## [Set problem A]
In the Manhattan plot notes, why does the ggplot2::geom_point approach compute the median of cumsum.tmp for each chromosome? Explain in one to three sentences.
## [Set problem B]
Write the continuation of the Manhattan plot notes, starting right after the final wishlist item.

## [Source document]
>>>

Ways of making a ggplot2-like Manhattan plot

1. qqman::manhattan

qqman::manhattan(giant, chr = "CHR" , bp = "POS", p = "P")

2. ggplot2::geom_point


## computing new x axis
giant <- giant %>% dplyr::arrange(CHR, POS) %>% dplyr::mutate(tmp = 1, cumsum.tmp = cumsum(tmp))

## calculating x axis location for chromosome label
med.dat <- giant %>% dplyr::group_by(CHR) %>% dplyr::summarise(median.x = median(cumsum.tmp))

ggplot(data = giant) + 
  geom_point(aes(x = cumsum.tmp, y = -log10(P), color = CHR %%2 == 0)) + ## create alternate coloring
  geom_hline(yintercept = -log10(5e-8)) + ## add horizontal line
  scale_x_continuous(breaks = med.dat$median.x, labels = med.dat$CHR) + ## add new x labels 
  guides(colour=FALSE) +  ## remove legend
  xlab("Chromosome") + 
  ylab(expression(-log[10](italic(p)))) + ## y label from qqman::qq
  scale_color_manual(values = c(gray(0.5), gray(0))) ## instead of colors, go for gray

3. ggGWAS::geom_gwas_manhattan

ggplot(data = giant) + geom_gwas_manhattan(aes(pos = POS, chr = CHR, y = -log10(P)))

Here is a whishlist of what a geom_gwas_manhattan function should be able to do:

  • x axis spacing with space between chromosome and spaced as with position
  • include correct y axis labels
  • make sure color, group, facetting all works
  • allow for the raster version (for faster plotting) and Pvalue thresholding (removing the high Pvalue SNPs from the plot)

<<<

## [Collected material]
>>>

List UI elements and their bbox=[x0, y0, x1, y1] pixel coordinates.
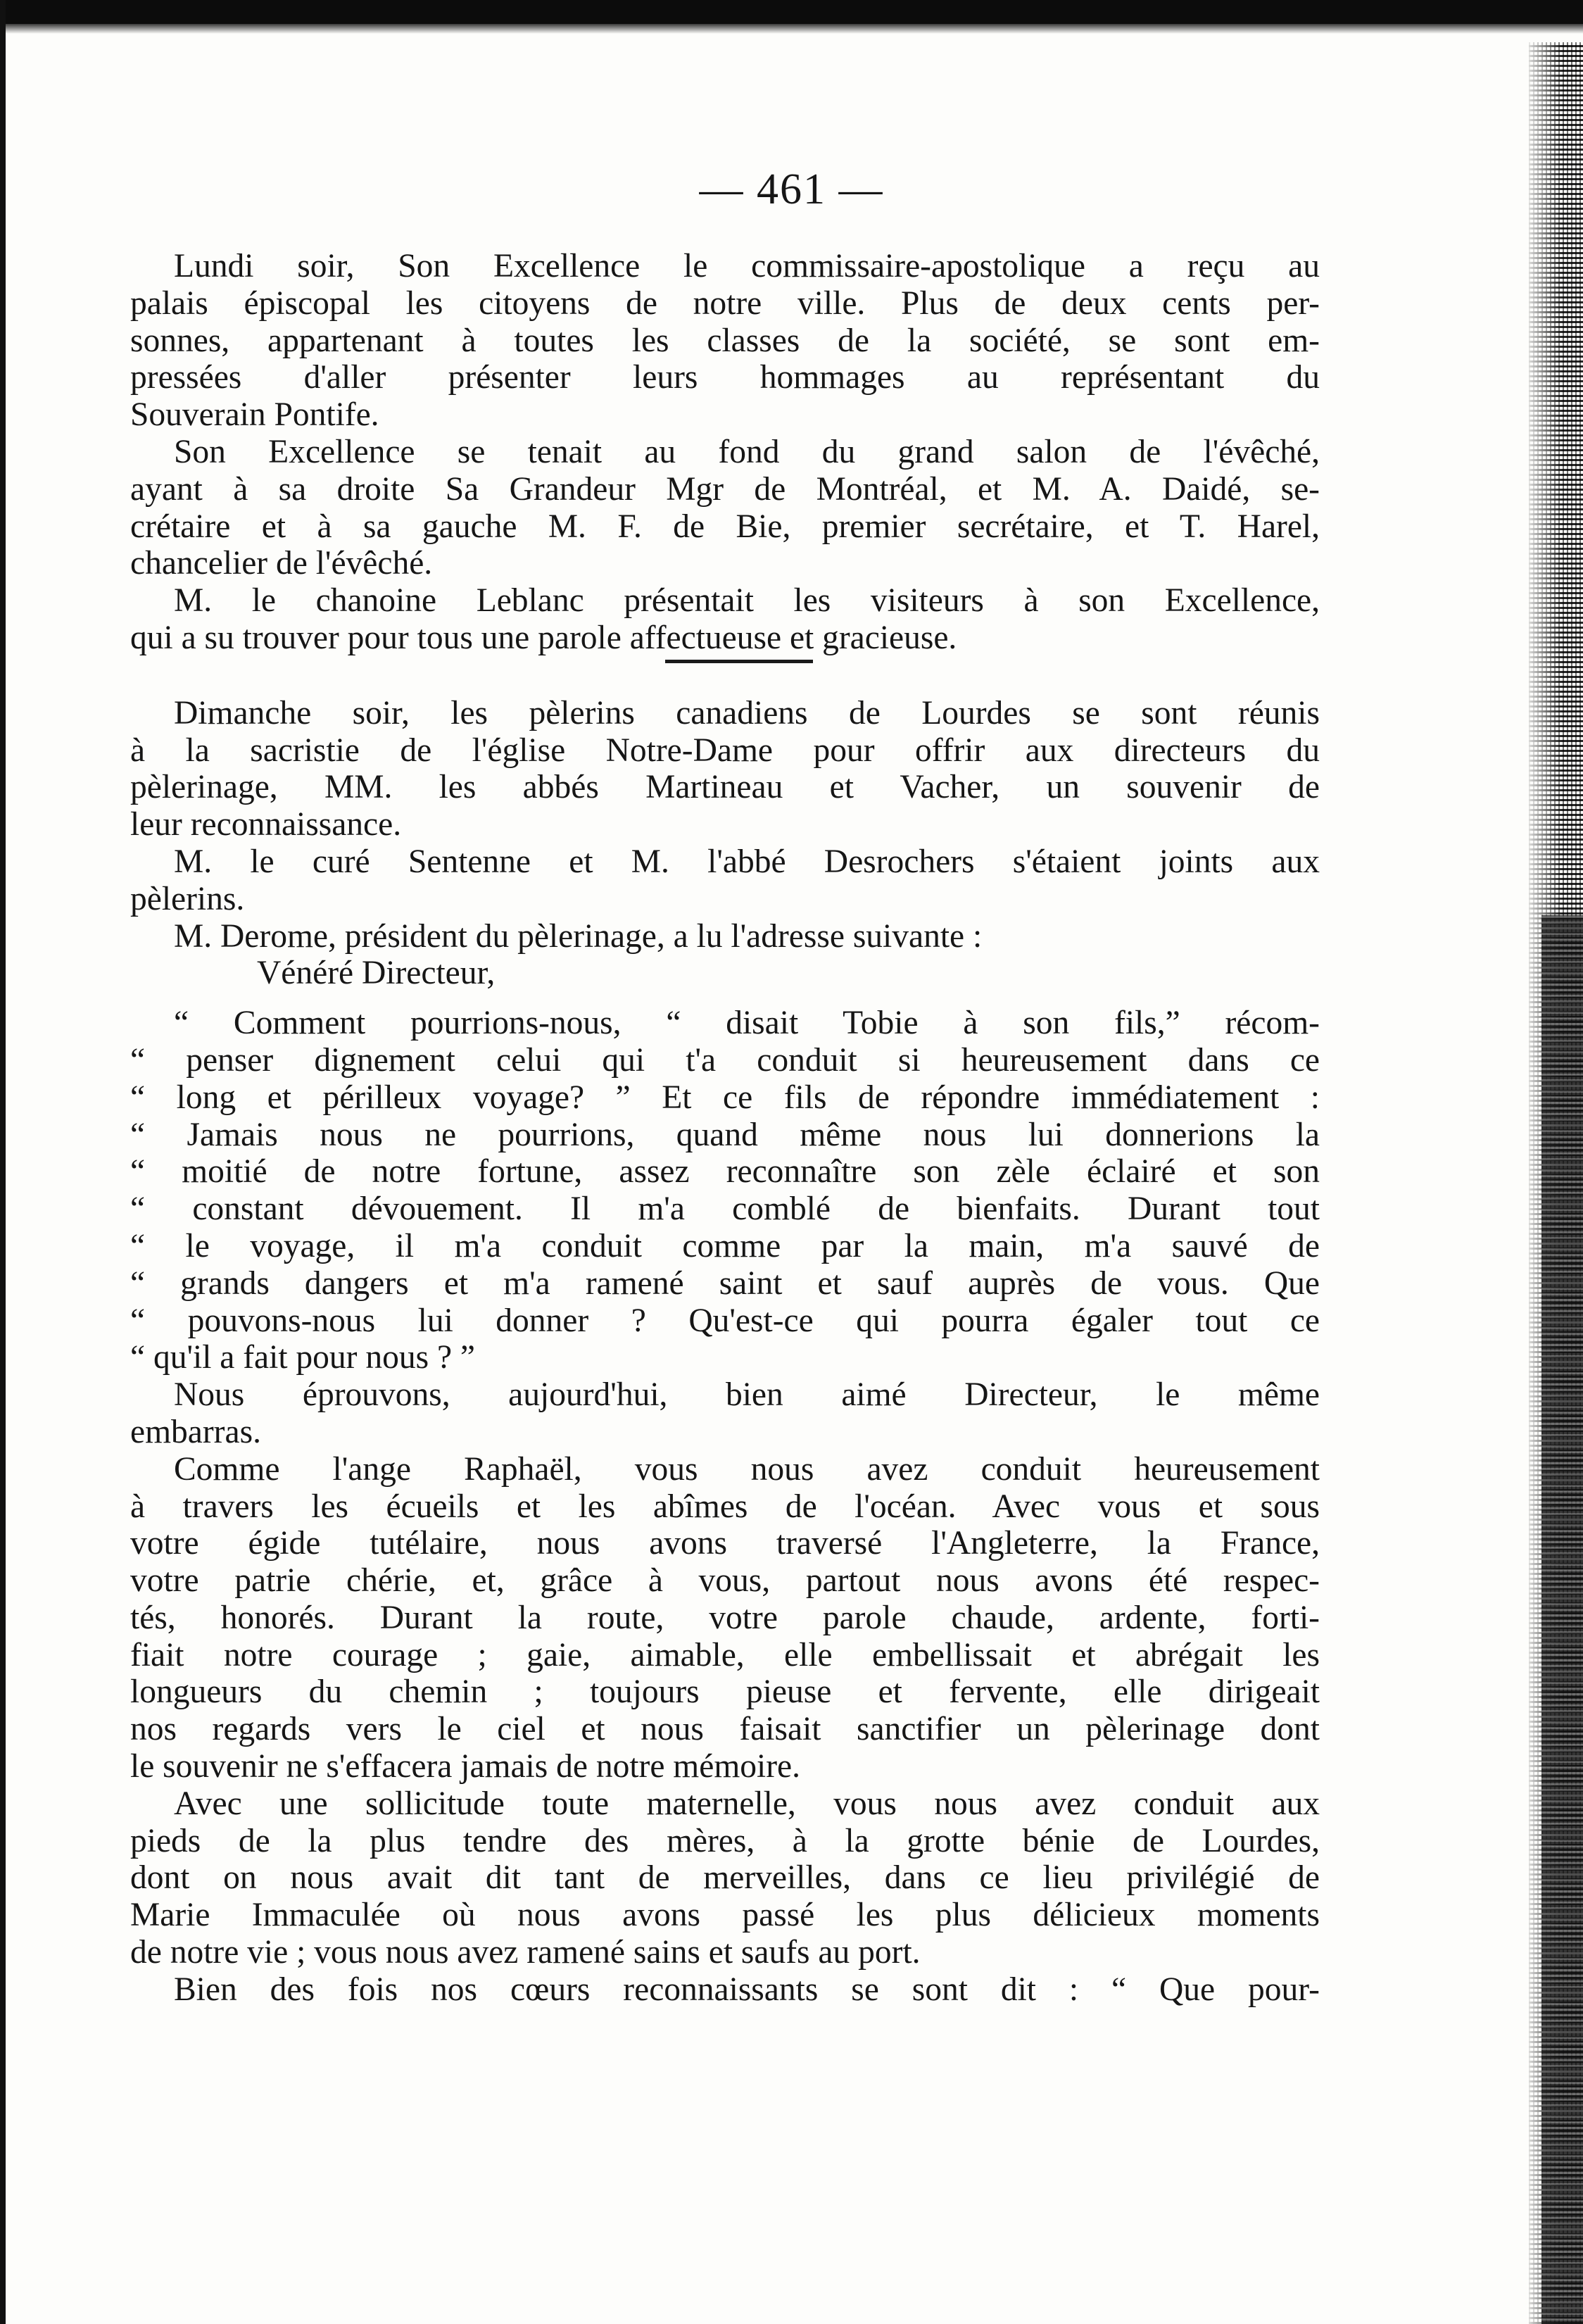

<<<

## [Expected answer A]
The median of cumsum.tmp within each CHR group gives the x axis location for that chromosome's label. These medians serve as the breaks in scale_x_continuous, with the CHR values as the labels, so each chromosome label sits at the middle of its points.

## [Expected answer B]
  • implement coloring (two alternating colors)

Misc

Testing

How to test plots?

One option is, to compare ggplot2 object data. In the example below, we are comparing two ggplot2 outputs, one created with qplot and one with ggplot.

gg1 <- qplot(Sepal.Length, Petal.Length, data = iris)
gg2 <- ggplot(data = iris) + geom_point(aes(Sepal.Length, Petal.Length))
identical(gg1$data, gg2$data)

We can apply this to our package by creating the qqplot and manhattanplots manually by hand, and then comparing the to the function outputs.

Another option is to use https://github.com/lionel-/vdiffr


  1. There are also other tools used, such as locuszoom plots, but these are harder to implement because they need access to external information, and we will skip these for now.

  2. We will not discuss their usefulness here.